Extrait
▼

Une école s'était formée au commencement de ce. siècle qui, partant de ce principe qu'il n'y a rien d'inutile dans la nature, ni par conséquent dans l'homme, faisait le procès à nos mœurs et à nos lois, si remplies d'entraves de toutes sortes, et voulait remplacer la civilisation, dont le ressort est la loi, par une organisation nouvelle dont l'unique ressort eût été le plaisir. Cette école était pleine d'erreurs. La plus grave était de considérer cette vie transitoire comme un but définitif, et de vouloir supprimer l'épreuve. Elle se trompait encore en pensant que le mobile peut tenir lieu de règle, et cette faute avait pour déplorable conséquence la négation de la morale. Elle se trompait même dans l'analyse des passions, qu'elle déifiait, et dans la recherche du plaisir, dont elle faisait son tout, tant il est difficile de faire de ces réformes radicales, qui, entre autres malheurs, ont celui de supprimer l'expérience. Mais elle avait raison en ce point, que tous les sentiments inspirés par la nature sont sains et utiles; que le devoir du mora

liste et du législateur est de les respecter, de les utiliser; que la société et l'homme ne vivent que par eux; qu'ils sont les instruments du bien et les auxiliaires de la vertu, et que la suppression d'un sentiment naturel, quel qu'il soit, est toujours une diminution et une dégradation de l'homme.

▲

Travail demandé
**1)** Transcrivez à l'identique le passage de l'extrait qui va de « liste et du » jusqu'à « dégradation de l'homme. ».
**2)** Relevez chacune des erreurs que l'extrait impute à l'école dont il traite.
Les enregistrements qui suivent forment un matériau indépendant de l'extrait.

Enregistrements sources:
▼

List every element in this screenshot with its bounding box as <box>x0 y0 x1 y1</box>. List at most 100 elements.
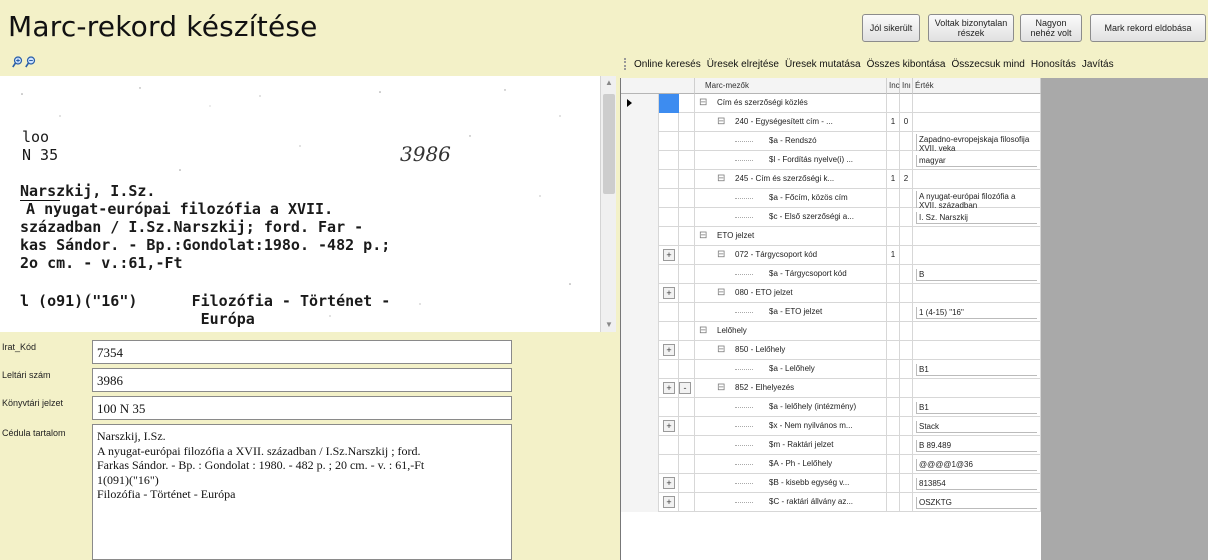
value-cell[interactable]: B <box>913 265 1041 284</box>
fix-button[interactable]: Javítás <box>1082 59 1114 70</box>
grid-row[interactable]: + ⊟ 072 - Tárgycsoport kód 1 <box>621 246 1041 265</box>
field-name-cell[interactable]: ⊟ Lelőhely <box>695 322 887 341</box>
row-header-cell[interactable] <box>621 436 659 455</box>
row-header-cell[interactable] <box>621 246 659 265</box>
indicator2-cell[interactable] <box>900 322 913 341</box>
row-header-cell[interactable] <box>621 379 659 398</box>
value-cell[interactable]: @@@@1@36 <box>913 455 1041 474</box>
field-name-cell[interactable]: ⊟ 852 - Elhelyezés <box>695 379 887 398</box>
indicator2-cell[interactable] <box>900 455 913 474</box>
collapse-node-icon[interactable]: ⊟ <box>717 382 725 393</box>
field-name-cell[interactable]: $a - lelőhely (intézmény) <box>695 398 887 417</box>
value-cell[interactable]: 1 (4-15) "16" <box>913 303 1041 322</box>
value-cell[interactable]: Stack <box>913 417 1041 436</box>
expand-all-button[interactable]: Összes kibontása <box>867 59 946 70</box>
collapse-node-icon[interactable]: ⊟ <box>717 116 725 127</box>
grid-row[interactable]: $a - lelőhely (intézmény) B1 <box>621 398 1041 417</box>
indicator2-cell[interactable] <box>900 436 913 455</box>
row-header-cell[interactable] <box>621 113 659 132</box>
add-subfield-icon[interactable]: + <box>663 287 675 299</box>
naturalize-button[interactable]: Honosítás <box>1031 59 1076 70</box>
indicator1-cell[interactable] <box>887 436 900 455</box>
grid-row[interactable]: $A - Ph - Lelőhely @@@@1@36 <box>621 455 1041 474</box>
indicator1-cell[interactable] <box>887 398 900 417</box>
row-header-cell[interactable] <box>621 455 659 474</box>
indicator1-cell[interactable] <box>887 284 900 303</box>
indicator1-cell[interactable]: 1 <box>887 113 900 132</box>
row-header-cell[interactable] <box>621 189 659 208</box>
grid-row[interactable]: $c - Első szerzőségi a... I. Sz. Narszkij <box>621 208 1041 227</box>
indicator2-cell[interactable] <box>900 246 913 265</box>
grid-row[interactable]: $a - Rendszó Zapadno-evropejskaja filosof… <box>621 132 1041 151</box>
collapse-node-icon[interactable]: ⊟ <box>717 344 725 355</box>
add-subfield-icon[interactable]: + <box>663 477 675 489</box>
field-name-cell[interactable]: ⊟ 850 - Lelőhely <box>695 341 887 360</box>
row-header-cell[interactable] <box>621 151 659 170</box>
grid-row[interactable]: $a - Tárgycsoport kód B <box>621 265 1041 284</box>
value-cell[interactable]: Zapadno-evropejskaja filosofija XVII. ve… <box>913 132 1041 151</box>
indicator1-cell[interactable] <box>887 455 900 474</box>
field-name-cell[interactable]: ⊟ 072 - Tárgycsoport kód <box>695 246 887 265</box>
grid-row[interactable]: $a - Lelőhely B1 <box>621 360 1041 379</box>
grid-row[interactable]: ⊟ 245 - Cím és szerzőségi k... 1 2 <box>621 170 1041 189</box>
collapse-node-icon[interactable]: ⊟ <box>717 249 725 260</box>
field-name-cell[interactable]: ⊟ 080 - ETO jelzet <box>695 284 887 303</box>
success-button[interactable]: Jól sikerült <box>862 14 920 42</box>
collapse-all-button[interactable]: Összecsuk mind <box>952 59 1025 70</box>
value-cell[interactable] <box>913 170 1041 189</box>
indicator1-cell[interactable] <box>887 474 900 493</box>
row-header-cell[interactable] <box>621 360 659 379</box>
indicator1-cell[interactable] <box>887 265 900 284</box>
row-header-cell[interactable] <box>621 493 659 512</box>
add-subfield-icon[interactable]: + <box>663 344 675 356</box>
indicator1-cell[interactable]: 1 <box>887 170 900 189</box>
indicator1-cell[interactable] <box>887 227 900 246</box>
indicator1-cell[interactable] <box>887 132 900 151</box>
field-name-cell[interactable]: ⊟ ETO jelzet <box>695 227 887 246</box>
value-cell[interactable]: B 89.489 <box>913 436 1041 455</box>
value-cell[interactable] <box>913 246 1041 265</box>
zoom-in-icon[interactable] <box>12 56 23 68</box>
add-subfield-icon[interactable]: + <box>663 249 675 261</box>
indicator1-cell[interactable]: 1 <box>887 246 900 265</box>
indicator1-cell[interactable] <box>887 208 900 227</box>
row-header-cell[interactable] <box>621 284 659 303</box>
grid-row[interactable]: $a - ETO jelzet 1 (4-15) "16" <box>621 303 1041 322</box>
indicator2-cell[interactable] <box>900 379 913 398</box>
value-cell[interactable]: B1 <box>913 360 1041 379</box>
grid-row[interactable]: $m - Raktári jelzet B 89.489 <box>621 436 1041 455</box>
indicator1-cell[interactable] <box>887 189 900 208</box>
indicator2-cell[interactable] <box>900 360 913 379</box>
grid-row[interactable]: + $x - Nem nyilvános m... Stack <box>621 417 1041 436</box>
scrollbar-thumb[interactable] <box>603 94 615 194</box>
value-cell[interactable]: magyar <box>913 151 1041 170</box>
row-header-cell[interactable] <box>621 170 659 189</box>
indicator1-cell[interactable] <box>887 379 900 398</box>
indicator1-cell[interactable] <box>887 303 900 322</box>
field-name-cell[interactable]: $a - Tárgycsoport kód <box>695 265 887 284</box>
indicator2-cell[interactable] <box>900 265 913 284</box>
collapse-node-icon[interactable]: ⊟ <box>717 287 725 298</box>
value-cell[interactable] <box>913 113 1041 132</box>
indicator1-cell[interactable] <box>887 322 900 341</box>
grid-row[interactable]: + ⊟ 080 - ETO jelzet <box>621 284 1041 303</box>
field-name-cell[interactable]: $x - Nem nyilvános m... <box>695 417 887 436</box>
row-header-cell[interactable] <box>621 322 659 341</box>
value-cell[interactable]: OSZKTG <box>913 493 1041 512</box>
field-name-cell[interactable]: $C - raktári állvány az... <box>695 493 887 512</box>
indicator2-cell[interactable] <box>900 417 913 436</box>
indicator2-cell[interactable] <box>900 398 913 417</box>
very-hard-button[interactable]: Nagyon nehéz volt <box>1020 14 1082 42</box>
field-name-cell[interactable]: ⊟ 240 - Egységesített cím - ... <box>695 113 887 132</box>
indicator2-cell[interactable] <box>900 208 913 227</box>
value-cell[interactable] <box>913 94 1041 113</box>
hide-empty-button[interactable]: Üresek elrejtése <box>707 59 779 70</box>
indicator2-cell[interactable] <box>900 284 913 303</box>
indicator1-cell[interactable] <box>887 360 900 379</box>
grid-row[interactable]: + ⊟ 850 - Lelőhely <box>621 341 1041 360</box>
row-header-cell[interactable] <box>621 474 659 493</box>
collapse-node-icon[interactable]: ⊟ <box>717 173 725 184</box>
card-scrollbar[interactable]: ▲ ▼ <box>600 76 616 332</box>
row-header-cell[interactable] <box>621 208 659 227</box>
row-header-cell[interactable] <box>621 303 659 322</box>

▲
▼

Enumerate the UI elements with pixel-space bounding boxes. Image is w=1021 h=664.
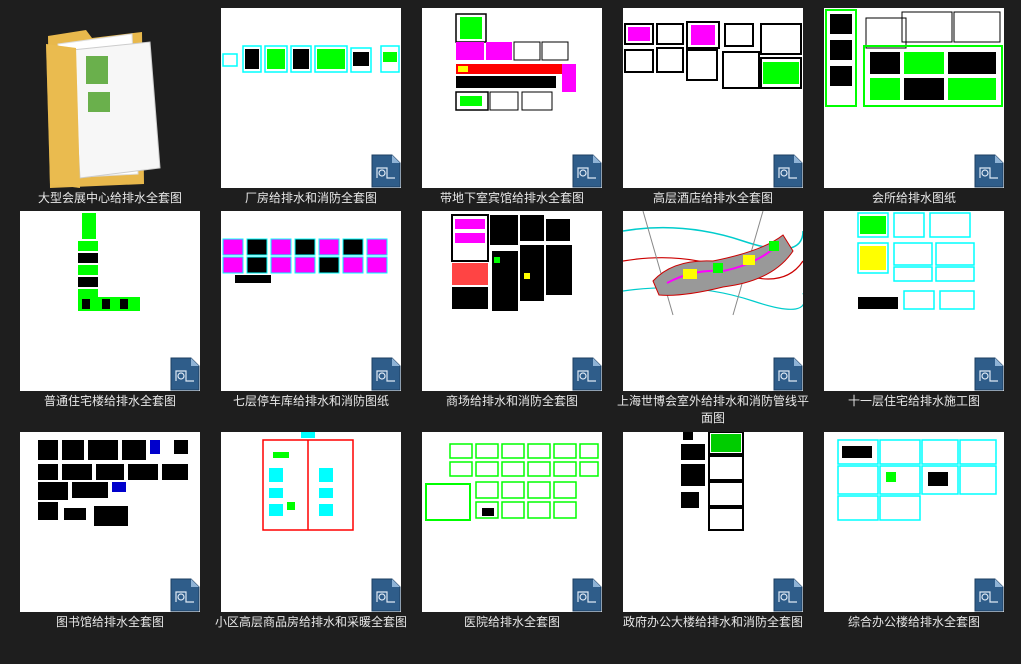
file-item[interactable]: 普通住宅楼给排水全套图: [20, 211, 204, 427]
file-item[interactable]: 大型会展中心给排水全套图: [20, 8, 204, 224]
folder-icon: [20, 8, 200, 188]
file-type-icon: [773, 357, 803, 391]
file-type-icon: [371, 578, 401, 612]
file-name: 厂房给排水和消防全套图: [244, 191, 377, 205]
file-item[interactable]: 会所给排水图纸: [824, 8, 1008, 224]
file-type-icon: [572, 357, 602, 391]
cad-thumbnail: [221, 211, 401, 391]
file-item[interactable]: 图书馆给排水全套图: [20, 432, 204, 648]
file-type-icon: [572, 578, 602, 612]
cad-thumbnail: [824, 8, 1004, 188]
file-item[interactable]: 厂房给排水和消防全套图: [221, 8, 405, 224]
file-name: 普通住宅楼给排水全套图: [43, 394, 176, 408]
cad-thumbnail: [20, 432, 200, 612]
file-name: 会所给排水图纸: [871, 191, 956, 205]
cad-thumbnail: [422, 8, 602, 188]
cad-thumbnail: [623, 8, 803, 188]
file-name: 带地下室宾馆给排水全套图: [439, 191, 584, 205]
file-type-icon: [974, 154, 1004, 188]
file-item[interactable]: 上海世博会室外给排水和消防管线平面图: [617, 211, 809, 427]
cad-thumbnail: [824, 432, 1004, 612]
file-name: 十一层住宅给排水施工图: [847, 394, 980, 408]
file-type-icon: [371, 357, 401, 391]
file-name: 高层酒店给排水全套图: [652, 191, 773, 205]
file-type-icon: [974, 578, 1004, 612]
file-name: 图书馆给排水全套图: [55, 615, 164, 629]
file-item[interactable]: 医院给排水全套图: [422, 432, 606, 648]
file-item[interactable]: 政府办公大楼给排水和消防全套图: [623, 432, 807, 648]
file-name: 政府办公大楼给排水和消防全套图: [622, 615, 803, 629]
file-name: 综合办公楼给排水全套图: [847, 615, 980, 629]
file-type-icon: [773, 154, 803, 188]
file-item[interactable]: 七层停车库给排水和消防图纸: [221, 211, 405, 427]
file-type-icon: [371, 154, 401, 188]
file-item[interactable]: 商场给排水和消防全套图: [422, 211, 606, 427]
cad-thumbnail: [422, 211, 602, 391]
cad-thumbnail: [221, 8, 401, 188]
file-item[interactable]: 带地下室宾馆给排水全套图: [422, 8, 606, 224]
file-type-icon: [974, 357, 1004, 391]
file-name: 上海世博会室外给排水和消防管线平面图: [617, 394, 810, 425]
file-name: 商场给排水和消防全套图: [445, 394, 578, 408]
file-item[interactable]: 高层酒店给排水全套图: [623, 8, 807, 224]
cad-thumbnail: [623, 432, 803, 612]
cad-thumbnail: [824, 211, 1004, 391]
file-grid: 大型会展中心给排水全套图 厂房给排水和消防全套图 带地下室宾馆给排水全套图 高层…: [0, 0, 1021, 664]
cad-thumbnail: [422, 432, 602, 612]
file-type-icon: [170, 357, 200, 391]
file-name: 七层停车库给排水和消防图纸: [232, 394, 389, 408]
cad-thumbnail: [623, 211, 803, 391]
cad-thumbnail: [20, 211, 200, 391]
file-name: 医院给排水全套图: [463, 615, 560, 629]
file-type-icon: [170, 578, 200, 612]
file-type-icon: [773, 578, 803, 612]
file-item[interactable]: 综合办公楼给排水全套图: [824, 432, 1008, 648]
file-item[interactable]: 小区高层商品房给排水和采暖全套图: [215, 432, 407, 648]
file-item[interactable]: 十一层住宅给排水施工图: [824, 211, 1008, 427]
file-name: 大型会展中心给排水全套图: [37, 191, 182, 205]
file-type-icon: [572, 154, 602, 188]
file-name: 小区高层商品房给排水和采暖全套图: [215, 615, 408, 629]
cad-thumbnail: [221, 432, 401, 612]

▲

Réponses ordonnées
**1)**
liste et du législateur est de les respecter, de les utiliser; que la société et l'homme ne vivent que par eux; qu'ils sont les instruments du bien et les auxiliaires de la vertu, et que la suppression d'un sentiment naturel, quel qu'il soit, est toujours une diminution et une dégradation de l'homme.

**2)**
- Considérer cette vie transitoire comme un but définitif et vouloir supprimer l'épreuve
- Penser que le mobile peut tenir lieu de règle
- Se tromper dans l'analyse des passions, qu'elle déifiait
- Se tromper dans la recherche du plaisir, dont elle faisait son tout